§ **Exercise requirements**
Set down all of the entries word for word, omitting the images they contain.

** Start **

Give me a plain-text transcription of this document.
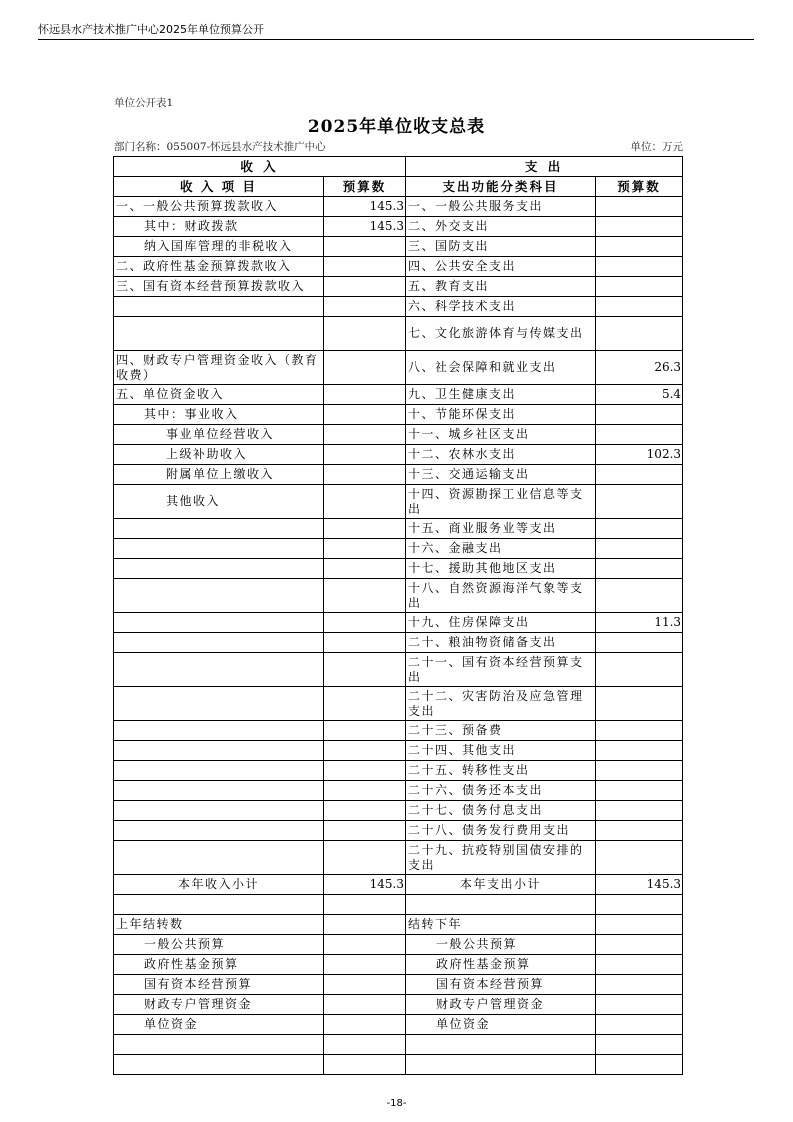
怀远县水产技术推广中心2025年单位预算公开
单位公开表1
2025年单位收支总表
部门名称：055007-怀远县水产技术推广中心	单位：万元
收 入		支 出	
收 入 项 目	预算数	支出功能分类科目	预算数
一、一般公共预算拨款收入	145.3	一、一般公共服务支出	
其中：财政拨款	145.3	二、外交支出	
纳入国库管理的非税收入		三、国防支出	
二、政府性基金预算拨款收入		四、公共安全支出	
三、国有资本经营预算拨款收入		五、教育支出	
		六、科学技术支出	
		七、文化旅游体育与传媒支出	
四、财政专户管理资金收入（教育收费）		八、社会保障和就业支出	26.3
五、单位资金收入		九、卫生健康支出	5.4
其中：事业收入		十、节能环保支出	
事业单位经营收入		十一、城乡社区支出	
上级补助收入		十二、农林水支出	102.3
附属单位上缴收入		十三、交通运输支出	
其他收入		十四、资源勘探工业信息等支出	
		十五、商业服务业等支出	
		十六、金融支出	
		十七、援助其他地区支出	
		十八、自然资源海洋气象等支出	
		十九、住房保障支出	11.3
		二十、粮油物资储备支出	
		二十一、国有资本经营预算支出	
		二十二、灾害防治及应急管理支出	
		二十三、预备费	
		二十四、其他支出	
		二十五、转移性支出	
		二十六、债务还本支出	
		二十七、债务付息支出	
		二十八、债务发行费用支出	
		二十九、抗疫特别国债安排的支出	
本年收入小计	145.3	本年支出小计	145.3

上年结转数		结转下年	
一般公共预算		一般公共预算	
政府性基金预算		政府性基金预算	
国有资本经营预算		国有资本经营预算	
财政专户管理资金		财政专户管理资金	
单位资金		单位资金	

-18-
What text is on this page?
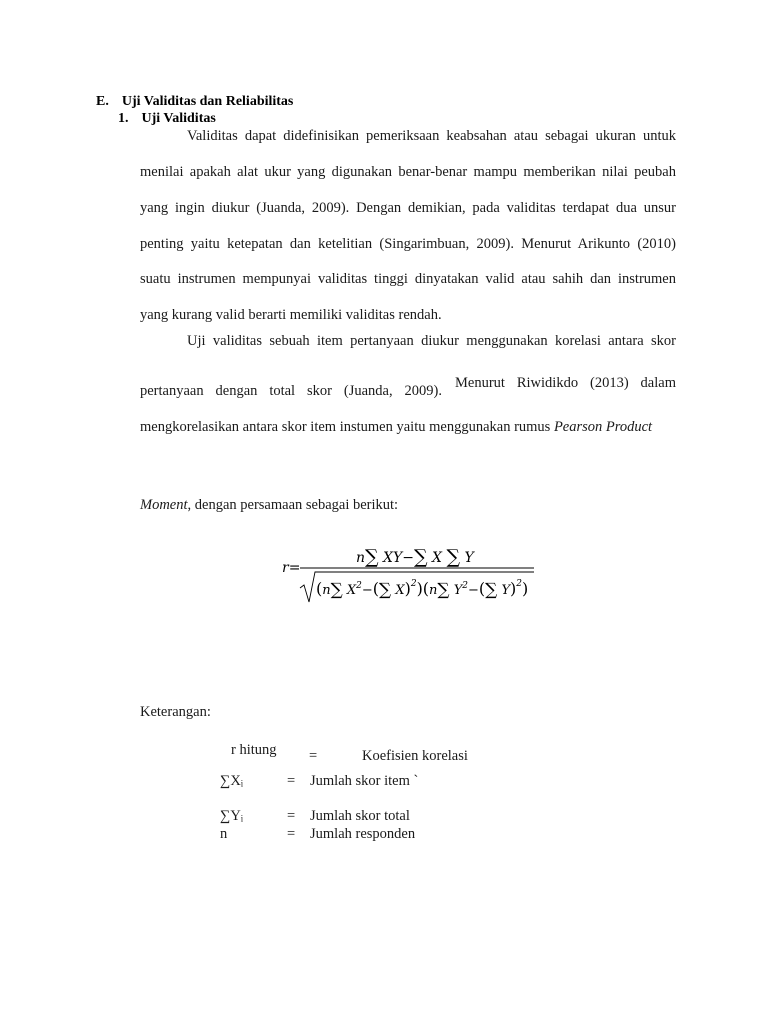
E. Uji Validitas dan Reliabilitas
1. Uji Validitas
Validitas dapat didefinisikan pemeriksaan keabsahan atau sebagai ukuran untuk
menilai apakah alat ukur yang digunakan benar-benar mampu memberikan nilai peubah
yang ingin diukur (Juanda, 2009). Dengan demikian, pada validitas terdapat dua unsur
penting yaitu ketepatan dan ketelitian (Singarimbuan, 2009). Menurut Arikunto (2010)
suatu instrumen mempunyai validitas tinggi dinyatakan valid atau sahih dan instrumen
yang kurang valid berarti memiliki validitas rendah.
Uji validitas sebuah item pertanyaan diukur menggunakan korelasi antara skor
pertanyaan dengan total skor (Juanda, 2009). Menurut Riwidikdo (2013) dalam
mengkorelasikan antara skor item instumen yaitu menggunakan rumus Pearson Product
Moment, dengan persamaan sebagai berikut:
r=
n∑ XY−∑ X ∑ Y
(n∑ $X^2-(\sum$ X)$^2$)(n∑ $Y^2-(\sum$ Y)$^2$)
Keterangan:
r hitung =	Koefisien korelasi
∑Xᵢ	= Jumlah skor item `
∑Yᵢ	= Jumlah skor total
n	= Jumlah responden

** End **

§ **Solution to the exercise**
Give me a plain-text transcription of this document.
怀远县水产技术推广中心2025年单位预算公开
单位公开表1
2025年单位收支总表
部门名称：055007-怀远县水产技术推广中心	单位：万元
收 入		支 出	
收 入 项 目	预算数	支出功能分类科目	预算数
一、一般公共预算拨款收入	145.3	一、一般公共服务支出	
其中：财政拨款	145.3	二、外交支出	
纳入国库管理的非税收入		三、国防支出	
二、政府性基金预算拨款收入		四、公共安全支出	
三、国有资本经营预算拨款收入		五、教育支出	
		六、科学技术支出	
		七、文化旅游体育与传媒支出	
四、财政专户管理资金收入（教育收费）		八、社会保障和就业支出	26.3
五、单位资金收入		九、卫生健康支出	5.4
其中：事业收入		十、节能环保支出	
事业单位经营收入		十一、城乡社区支出	
上级补助收入		十二、农林水支出	102.3
附属单位上缴收入		十三、交通运输支出	
其他收入		十四、资源勘探工业信息等支出	
		十五、商业服务业等支出	
		十六、金融支出	
		十七、援助其他地区支出	
		十八、自然资源海洋气象等支出	
		十九、住房保障支出	11.3
		二十、粮油物资储备支出	
		二十一、国有资本经营预算支出	
		二十二、灾害防治及应急管理支出	
		二十三、预备费	
		二十四、其他支出	
		二十五、转移性支出	
		二十六、债务还本支出	
		二十七、债务付息支出	
		二十八、债务发行费用支出	
		二十九、抗疫特别国债安排的支出	
本年收入小计	145.3	本年支出小计	145.3

上年结转数		结转下年	
一般公共预算		一般公共预算	
政府性基金预算		政府性基金预算	
国有资本经营预算		国有资本经营预算	
财政专户管理资金		财政专户管理资金	
单位资金		单位资金	

-18-
What text is on this page?
E. Uji Validitas dan Reliabilitas
1. Uji Validitas
Validitas dapat didefinisikan pemeriksaan keabsahan atau sebagai ukuran untuk
menilai apakah alat ukur yang digunakan benar-benar mampu memberikan nilai peubah
yang ingin diukur (Juanda, 2009). Dengan demikian, pada validitas terdapat dua unsur
penting yaitu ketepatan dan ketelitian (Singarimbuan, 2009). Menurut Arikunto (2010)
suatu instrumen mempunyai validitas tinggi dinyatakan valid atau sahih dan instrumen
yang kurang valid berarti memiliki validitas rendah.
Uji validitas sebuah item pertanyaan diukur menggunakan korelasi antara skor
pertanyaan dengan total skor (Juanda, 2009). Menurut Riwidikdo (2013) dalam
mengkorelasikan antara skor item instumen yaitu menggunakan rumus Pearson Product
Moment, dengan persamaan sebagai berikut:
r=
n∑ XY−∑ X ∑ Y
(n∑ $X^2-(\sum$ X)$^2$)(n∑ $Y^2-(\sum$ Y)$^2$)
Keterangan:
r hitung =	Koefisien korelasi
∑Xᵢ	= Jumlah skor item `
∑Yᵢ	= Jumlah skor total
n	= Jumlah responden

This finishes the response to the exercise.